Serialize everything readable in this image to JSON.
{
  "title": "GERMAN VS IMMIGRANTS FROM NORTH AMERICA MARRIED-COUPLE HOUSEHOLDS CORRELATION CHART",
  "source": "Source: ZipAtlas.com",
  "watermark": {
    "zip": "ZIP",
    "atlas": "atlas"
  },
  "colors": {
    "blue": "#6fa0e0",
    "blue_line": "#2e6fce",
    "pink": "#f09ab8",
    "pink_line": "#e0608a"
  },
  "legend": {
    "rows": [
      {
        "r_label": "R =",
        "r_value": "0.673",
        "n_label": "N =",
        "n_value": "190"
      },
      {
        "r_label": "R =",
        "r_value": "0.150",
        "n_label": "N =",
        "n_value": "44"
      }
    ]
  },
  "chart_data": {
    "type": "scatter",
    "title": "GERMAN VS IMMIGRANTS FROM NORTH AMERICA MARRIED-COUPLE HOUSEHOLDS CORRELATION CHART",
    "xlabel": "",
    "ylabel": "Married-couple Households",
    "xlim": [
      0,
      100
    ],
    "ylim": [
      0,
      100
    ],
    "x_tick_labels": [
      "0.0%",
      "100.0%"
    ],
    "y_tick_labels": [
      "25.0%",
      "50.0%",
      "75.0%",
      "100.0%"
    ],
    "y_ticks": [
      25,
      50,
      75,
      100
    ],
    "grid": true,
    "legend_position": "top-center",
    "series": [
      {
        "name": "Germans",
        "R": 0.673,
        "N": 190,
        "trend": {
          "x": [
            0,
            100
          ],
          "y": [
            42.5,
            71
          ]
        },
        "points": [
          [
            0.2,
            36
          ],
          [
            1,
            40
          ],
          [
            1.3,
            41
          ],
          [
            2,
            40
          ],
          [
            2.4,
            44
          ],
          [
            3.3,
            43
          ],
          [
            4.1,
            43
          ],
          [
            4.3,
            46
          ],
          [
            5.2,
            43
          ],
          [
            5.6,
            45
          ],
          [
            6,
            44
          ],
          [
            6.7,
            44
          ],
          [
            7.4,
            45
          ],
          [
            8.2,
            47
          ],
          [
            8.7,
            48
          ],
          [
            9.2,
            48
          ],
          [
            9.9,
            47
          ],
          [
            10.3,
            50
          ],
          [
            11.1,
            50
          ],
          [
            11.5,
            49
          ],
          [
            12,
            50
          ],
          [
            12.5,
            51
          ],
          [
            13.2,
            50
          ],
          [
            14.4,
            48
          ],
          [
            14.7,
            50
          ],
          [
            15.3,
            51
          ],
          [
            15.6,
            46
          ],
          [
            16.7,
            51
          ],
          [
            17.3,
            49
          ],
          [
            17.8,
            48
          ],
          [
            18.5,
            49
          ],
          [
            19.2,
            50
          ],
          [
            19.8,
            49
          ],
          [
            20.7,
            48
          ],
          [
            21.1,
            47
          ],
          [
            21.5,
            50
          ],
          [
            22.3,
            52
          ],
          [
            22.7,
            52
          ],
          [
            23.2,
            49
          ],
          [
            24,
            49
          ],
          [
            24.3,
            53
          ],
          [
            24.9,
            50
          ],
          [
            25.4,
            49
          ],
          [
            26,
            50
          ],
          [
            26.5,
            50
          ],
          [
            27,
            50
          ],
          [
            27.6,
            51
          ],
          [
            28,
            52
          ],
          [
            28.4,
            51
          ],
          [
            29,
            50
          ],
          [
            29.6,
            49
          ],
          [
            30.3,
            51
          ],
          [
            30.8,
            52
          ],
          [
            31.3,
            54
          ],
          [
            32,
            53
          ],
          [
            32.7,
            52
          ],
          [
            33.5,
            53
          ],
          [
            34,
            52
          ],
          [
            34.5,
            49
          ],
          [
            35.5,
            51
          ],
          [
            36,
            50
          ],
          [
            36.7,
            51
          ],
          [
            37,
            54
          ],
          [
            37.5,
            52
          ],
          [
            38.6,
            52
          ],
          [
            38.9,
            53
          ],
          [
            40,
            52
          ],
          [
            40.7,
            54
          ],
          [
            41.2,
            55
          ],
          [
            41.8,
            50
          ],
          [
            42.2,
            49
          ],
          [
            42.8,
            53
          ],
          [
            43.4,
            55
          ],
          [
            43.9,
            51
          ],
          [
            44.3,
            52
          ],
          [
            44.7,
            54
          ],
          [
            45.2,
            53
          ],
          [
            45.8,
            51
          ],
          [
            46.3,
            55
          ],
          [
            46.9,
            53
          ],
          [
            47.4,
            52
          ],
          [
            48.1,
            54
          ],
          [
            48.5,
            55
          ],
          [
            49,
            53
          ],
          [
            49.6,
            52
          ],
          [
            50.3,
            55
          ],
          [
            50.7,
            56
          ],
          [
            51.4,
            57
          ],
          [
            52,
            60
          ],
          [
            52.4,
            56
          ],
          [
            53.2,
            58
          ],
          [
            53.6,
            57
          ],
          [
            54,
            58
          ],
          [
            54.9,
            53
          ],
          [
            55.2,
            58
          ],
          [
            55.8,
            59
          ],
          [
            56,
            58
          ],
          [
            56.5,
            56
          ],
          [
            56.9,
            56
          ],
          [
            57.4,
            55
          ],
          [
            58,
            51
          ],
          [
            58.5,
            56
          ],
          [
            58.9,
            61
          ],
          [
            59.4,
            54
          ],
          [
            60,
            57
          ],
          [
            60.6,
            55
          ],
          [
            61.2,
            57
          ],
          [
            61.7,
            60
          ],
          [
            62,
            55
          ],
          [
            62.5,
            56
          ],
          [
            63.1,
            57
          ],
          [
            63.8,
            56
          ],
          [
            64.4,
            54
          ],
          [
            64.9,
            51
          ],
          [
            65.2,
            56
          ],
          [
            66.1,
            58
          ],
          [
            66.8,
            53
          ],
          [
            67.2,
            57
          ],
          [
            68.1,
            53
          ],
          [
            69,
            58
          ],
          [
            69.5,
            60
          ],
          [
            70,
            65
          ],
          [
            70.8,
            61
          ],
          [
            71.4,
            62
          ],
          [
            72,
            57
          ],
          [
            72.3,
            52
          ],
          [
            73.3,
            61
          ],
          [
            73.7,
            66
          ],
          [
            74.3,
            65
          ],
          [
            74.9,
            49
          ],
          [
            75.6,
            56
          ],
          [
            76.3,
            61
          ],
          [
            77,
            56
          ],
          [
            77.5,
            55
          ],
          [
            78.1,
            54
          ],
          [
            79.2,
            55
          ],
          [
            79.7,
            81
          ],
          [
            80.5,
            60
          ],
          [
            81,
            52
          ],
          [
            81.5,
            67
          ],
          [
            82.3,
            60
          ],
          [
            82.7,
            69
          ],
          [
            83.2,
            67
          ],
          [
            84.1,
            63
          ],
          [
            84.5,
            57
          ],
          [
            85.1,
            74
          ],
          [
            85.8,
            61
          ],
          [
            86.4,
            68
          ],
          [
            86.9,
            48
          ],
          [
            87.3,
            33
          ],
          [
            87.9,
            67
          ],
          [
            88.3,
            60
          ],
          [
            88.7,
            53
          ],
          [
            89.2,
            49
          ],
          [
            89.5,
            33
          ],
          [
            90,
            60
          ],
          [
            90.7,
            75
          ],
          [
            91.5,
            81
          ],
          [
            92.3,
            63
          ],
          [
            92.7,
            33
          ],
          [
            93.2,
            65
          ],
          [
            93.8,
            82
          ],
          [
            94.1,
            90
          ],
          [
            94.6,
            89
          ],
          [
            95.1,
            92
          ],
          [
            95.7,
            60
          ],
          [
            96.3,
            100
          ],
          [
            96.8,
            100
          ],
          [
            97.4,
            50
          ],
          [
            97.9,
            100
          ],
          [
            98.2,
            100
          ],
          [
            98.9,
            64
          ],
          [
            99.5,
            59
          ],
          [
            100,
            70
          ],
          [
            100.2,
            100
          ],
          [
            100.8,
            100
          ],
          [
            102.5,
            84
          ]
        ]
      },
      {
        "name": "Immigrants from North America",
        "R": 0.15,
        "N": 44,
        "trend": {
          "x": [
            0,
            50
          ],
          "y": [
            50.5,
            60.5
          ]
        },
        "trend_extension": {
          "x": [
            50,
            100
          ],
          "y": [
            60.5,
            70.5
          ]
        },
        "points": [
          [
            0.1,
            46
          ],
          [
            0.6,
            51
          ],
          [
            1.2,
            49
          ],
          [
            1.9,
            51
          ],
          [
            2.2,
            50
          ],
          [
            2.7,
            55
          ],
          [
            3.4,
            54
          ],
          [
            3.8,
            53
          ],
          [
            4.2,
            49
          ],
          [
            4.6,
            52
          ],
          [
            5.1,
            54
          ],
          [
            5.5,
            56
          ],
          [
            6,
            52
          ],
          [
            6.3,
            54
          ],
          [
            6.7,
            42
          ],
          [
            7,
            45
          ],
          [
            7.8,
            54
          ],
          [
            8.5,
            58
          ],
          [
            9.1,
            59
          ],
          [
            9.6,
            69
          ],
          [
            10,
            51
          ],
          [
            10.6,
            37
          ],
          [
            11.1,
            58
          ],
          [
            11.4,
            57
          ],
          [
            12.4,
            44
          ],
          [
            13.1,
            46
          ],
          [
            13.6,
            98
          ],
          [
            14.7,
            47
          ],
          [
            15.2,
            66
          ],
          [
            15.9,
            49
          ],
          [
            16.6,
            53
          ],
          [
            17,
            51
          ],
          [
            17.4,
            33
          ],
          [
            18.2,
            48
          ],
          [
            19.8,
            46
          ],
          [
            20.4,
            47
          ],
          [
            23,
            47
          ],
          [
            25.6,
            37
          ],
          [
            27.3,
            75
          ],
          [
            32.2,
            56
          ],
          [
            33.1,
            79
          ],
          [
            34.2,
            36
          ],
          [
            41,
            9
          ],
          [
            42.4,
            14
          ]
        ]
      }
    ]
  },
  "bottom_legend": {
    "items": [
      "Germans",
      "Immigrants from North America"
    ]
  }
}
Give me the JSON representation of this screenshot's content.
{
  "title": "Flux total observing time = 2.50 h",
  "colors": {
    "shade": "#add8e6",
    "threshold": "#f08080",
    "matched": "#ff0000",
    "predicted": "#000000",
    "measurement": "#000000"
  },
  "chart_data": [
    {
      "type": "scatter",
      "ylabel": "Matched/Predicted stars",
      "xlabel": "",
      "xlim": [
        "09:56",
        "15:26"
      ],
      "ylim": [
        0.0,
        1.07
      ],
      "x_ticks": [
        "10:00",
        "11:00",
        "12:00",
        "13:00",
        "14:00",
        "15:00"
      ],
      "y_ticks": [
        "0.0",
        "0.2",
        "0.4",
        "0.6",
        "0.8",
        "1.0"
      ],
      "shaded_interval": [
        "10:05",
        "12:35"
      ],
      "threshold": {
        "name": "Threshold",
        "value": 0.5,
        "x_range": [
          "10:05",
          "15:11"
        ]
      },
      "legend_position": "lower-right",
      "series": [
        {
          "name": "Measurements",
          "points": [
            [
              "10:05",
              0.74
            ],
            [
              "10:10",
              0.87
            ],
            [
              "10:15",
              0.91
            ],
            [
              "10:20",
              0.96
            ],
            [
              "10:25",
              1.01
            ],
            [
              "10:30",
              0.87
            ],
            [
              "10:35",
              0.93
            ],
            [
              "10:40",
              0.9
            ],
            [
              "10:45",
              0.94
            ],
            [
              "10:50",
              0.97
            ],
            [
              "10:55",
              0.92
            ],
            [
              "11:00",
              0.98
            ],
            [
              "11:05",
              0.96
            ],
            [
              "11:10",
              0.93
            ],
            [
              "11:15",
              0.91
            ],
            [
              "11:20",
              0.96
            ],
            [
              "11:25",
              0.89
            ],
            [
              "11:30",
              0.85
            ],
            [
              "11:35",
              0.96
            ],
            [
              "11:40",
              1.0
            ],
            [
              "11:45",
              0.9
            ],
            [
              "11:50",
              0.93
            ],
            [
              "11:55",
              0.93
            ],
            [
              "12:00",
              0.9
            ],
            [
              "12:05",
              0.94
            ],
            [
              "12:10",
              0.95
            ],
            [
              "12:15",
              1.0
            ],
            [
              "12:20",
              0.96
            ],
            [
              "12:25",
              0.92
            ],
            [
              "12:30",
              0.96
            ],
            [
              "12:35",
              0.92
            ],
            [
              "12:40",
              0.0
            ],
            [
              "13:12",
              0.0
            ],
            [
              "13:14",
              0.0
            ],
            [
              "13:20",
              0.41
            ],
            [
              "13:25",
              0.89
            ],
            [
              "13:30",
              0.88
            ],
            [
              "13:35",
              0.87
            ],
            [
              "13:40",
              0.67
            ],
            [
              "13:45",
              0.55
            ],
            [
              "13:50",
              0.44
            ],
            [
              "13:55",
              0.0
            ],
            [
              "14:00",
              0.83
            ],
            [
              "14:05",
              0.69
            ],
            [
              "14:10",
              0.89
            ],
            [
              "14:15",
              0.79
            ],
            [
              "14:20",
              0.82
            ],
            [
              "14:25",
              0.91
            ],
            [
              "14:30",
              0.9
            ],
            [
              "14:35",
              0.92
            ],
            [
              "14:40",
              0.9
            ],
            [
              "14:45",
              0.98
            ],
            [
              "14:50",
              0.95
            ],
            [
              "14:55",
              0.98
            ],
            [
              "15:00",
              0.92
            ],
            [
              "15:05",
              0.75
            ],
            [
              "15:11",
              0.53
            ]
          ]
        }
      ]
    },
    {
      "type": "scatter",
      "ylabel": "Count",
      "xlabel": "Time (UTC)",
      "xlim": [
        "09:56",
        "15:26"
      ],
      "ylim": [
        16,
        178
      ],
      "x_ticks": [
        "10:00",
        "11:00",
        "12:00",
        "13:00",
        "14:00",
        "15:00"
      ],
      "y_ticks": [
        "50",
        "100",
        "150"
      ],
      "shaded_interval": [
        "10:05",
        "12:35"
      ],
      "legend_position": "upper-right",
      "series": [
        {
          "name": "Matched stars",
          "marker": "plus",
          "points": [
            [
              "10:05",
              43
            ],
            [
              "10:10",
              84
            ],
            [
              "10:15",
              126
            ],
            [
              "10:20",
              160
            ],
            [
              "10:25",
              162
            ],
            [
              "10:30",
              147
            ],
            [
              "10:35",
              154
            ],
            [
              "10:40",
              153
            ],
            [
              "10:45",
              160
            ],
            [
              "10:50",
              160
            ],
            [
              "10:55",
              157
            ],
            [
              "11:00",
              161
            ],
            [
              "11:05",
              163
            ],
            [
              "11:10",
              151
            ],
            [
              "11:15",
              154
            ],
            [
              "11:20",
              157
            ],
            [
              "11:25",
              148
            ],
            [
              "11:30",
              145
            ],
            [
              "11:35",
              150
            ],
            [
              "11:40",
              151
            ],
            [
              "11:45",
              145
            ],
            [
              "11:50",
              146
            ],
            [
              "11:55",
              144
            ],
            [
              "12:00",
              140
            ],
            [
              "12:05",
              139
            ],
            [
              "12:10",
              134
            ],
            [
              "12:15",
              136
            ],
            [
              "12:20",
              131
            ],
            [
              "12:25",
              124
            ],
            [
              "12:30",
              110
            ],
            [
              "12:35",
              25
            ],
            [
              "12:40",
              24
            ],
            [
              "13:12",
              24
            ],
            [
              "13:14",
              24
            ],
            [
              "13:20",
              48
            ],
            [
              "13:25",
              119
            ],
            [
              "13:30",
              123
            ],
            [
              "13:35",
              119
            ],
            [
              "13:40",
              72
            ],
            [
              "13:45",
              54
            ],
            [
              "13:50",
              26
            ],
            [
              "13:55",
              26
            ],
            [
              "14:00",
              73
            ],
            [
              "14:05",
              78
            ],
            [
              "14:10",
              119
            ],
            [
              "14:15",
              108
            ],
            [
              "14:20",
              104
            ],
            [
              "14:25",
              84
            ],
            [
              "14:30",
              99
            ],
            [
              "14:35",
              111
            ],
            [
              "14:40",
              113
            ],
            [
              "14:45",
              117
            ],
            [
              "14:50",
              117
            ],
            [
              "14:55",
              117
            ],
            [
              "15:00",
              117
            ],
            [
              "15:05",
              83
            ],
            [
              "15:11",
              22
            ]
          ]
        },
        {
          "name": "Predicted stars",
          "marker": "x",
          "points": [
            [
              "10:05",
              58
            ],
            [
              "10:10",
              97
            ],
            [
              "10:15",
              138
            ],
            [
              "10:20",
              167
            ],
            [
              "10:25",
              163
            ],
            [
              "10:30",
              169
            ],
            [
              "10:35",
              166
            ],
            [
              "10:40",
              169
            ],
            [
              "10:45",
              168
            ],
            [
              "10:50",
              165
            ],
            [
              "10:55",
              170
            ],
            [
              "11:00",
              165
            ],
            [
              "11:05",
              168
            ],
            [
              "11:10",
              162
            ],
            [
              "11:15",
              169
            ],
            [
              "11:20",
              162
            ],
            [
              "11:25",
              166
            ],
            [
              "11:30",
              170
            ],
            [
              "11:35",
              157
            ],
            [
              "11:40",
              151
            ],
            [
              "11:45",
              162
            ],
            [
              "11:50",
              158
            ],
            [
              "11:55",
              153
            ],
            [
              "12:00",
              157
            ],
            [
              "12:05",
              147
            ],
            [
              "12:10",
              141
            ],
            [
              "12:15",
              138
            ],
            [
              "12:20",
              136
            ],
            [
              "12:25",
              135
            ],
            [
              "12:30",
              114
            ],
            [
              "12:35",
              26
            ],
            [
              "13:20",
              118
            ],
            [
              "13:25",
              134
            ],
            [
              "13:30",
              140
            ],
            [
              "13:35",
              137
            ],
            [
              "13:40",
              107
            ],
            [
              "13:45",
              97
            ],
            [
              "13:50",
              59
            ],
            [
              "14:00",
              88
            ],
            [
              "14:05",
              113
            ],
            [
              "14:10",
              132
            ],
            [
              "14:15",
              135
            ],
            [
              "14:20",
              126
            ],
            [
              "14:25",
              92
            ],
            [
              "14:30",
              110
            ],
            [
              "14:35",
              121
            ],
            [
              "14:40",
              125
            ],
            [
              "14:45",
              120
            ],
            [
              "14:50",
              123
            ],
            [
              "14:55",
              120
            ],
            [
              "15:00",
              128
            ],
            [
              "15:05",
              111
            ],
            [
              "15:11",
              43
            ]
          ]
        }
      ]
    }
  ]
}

#####

GOAL OF THE EXERCISE>
Gather from the data above every line with the string "JSON".

RESULT>
Serialize everything readable in this image to JSON.
Give me the JSON representation of this screenshot's content.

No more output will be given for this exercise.